EXERCISE INSTRUCTIONS: Print all records exactly, leaving nothing out.

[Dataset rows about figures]
##############################

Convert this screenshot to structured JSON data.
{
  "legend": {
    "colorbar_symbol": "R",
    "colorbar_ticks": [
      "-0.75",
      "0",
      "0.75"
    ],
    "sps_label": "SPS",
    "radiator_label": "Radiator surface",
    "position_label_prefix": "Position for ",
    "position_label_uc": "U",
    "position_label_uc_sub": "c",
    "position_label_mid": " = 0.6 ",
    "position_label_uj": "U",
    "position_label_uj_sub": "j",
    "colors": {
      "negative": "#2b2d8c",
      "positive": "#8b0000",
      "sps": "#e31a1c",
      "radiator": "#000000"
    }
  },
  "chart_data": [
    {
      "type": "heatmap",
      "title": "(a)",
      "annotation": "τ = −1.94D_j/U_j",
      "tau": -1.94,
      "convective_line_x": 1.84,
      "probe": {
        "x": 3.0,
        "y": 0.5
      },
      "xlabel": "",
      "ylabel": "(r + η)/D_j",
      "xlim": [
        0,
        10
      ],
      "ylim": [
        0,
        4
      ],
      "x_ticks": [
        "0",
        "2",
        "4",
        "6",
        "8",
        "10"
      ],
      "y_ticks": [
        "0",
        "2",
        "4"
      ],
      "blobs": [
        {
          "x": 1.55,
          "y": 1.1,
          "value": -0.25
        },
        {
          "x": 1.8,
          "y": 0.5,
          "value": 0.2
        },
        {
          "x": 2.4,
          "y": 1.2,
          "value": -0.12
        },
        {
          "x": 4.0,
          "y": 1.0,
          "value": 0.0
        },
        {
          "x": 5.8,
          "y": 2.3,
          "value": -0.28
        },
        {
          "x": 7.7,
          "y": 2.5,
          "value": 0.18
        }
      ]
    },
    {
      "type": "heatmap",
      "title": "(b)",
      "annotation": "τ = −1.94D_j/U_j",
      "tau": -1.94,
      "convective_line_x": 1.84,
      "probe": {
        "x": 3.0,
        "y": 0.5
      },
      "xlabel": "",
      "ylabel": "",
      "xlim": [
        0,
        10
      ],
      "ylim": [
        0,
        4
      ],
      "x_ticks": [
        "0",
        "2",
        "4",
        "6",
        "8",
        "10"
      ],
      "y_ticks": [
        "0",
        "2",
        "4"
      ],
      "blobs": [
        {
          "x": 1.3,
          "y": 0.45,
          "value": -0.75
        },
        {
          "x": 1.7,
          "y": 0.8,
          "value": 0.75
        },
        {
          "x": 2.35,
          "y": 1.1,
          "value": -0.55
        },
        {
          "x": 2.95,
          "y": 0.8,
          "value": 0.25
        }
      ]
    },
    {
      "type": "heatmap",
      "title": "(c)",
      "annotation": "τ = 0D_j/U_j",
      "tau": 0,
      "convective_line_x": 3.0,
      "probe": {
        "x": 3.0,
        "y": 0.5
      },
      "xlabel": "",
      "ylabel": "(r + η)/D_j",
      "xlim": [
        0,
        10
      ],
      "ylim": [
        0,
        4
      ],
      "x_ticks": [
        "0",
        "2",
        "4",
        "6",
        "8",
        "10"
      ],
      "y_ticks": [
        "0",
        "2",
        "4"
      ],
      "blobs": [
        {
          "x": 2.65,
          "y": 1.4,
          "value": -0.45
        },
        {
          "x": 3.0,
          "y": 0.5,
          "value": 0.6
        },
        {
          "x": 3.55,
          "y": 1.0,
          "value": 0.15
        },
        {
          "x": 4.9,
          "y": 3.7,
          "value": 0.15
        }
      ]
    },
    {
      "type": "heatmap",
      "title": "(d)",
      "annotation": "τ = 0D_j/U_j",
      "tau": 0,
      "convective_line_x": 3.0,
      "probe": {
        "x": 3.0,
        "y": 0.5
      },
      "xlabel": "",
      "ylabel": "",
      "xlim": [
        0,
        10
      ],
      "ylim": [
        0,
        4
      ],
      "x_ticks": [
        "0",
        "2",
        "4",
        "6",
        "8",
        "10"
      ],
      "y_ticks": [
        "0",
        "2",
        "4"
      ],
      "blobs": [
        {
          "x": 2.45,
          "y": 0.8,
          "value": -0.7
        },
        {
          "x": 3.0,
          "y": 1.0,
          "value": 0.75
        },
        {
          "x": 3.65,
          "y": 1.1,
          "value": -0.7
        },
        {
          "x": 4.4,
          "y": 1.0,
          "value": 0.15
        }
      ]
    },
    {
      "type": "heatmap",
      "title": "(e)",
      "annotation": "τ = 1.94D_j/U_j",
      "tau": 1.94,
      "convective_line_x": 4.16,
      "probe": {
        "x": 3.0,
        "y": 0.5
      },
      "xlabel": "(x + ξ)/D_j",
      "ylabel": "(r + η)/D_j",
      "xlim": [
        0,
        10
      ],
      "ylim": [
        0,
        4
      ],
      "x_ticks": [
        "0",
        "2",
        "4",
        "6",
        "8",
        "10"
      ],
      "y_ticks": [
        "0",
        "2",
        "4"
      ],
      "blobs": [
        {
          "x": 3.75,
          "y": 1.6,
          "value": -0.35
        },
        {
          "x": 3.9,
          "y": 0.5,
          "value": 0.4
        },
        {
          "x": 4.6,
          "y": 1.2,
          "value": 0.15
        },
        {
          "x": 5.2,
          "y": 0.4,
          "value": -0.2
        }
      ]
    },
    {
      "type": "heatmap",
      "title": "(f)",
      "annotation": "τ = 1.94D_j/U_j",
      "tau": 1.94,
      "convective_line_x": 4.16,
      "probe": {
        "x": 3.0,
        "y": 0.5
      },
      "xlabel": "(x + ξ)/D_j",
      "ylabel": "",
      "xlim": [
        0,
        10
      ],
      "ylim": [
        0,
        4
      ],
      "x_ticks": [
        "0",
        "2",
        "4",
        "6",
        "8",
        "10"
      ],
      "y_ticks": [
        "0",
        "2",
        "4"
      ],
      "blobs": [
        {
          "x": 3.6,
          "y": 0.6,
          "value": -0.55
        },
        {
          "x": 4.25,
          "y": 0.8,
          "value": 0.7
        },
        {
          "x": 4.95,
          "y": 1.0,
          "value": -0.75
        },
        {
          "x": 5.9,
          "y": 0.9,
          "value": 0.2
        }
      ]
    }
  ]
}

##############################

EXERCISE OUTPUT:
Convert this screenshot to structured JSON data.
{
  "legend": {
    "colorbar_symbol": "R",
    "colorbar_ticks": [
      "-0.75",
      "0",
      "0.75"
    ],
    "sps_label": "SPS",
    "radiator_label": "Radiator surface",
    "position_label_prefix": "Position for ",
    "position_label_uc": "U",
    "position_label_uc_sub": "c",
    "position_label_mid": " = 0.6 ",
    "position_label_uj": "U",
    "position_label_uj_sub": "j",
    "colors": {
      "negative": "#2b2d8c",
      "positive": "#8b0000",
      "sps": "#e31a1c",
      "radiator": "#000000"
    }
  },
  "chart_data": [
    {
      "type": "heatmap",
      "title": "(a)",
      "annotation": "τ = −1.94D_j/U_j",
      "tau": -1.94,
      "convective_line_x": 1.84,
      "probe": {
        "x": 3.0,
        "y": 0.5
      },
      "xlabel": "",
      "ylabel": "(r + η)/D_j",
      "xlim": [
        0,
        10
      ],
      "ylim": [
        0,
        4
      ],
      "x_ticks": [
        "0",
        "2",
        "4",
        "6",
        "8",
        "10"
      ],
      "y_ticks": [
        "0",
        "2",
        "4"
      ],
      "blobs": [
        {
          "x": 1.55,
          "y": 1.1,
          "value": -0.25
        },
        {
          "x": 1.8,
          "y": 0.5,
          "value": 0.2
        },
        {
          "x": 2.4,
          "y": 1.2,
          "value": -0.12
        },
        {
          "x": 4.0,
          "y": 1.0,
          "value": 0.0
        },
        {
          "x": 5.8,
          "y": 2.3,
          "value": -0.28
        },
        {
          "x": 7.7,
          "y": 2.5,
          "value": 0.18
        }
      ]
    },
    {
      "type": "heatmap",
      "title": "(b)",
      "annotation": "τ = −1.94D_j/U_j",
      "tau": -1.94,
      "convective_line_x": 1.84,
      "probe": {
        "x": 3.0,
        "y": 0.5
      },
      "xlabel": "",
      "ylabel": "",
      "xlim": [
        0,
        10
      ],
      "ylim": [
        0,
        4
      ],
      "x_ticks": [
        "0",
        "2",
        "4",
        "6",
        "8",
        "10"
      ],
      "y_ticks": [
        "0",
        "2",
        "4"
      ],
      "blobs": [
        {
          "x": 1.3,
          "y": 0.45,
          "value": -0.75
        },
        {
          "x": 1.7,
          "y": 0.8,
          "value": 0.75
        },
        {
          "x": 2.35,
          "y": 1.1,
          "value": -0.55
        },
        {
          "x": 2.95,
          "y": 0.8,
          "value": 0.25
        }
      ]
    },
    {
      "type": "heatmap",
      "title": "(c)",
      "annotation": "τ = 0D_j/U_j",
      "tau": 0,
      "convective_line_x": 3.0,
      "probe": {
        "x": 3.0,
        "y": 0.5
      },
      "xlabel": "",
      "ylabel": "(r + η)/D_j",
      "xlim": [
        0,
        10
      ],
      "ylim": [
        0,
        4
      ],
      "x_ticks": [
        "0",
        "2",
        "4",
        "6",
        "8",
        "10"
      ],
      "y_ticks": [
        "0",
        "2",
        "4"
      ],
      "blobs": [
        {
          "x": 2.65,
          "y": 1.4,
          "value": -0.45
        },
        {
          "x": 3.0,
          "y": 0.5,
          "value": 0.6
        },
        {
          "x": 3.55,
          "y": 1.0,
          "value": 0.15
        },
        {
          "x": 4.9,
          "y": 3.7,
          "value": 0.15
        }
      ]
    },
    {
      "type": "heatmap",
      "title": "(d)",
      "annotation": "τ = 0D_j/U_j",
      "tau": 0,
      "convective_line_x": 3.0,
      "probe": {
        "x": 3.0,
        "y": 0.5
      },
      "xlabel": "",
      "ylabel": "",
      "xlim": [
        0,
        10
      ],
      "ylim": [
        0,
        4
      ],
      "x_ticks": [
        "0",
        "2",
        "4",
        "6",
        "8",
        "10"
      ],
      "y_ticks": [
        "0",
        "2",
        "4"
      ],
      "blobs": [
        {
          "x": 2.45,
          "y": 0.8,
          "value": -0.7
        },
        {
          "x": 3.0,
          "y": 1.0,
          "value": 0.75
        },
        {
          "x": 3.65,
          "y": 1.1,
          "value": -0.7
        },
        {
          "x": 4.4,
          "y": 1.0,
          "value": 0.15
        }
      ]
    },
    {
      "type": "heatmap",
      "title": "(e)",
      "annotation": "τ = 1.94D_j/U_j",
      "tau": 1.94,
      "convective_line_x": 4.16,
      "probe": {
        "x": 3.0,
        "y": 0.5
      },
      "xlabel": "(x + ξ)/D_j",
      "ylabel": "(r + η)/D_j",
      "xlim": [
        0,
        10
      ],
      "ylim": [
        0,
        4
      ],
      "x_ticks": [
        "0",
        "2",
        "4",
        "6",
        "8",
        "10"
      ],
      "y_ticks": [
        "0",
        "2",
        "4"
      ],
      "blobs": [
        {
          "x": 3.75,
          "y": 1.6,
          "value": -0.35
        },
        {
          "x": 3.9,
          "y": 0.5,
          "value": 0.4
        },
        {
          "x": 4.6,
          "y": 1.2,
          "value": 0.15
        },
        {
          "x": 5.2,
          "y": 0.4,
          "value": -0.2
        }
      ]
    },
    {
      "type": "heatmap",
      "title": "(f)",
      "annotation": "τ = 1.94D_j/U_j",
      "tau": 1.94,
      "convective_line_x": 4.16,
      "probe": {
        "x": 3.0,
        "y": 0.5
      },
      "xlabel": "(x + ξ)/D_j",
      "ylabel": "",
      "xlim": [
        0,
        10
      ],
      "ylim": [
        0,
        4
      ],
      "x_ticks": [
        "0",
        "2",
        "4",
        "6",
        "8",
        "10"
      ],
      "y_ticks": [
        "0",
        "2",
        "4"
      ],
      "blobs": [
        {
          "x": 3.6,
          "y": 0.6,
          "value": -0.55
        },
        {
          "x": 4.25,
          "y": 0.8,
          "value": 0.7
        },
        {
          "x": 4.95,
          "y": 1.0,
          "value": -0.75
        },
        {
          "x": 5.9,
          "y": 0.9,
          "value": 0.2
        }
      ]
    }
  ]
}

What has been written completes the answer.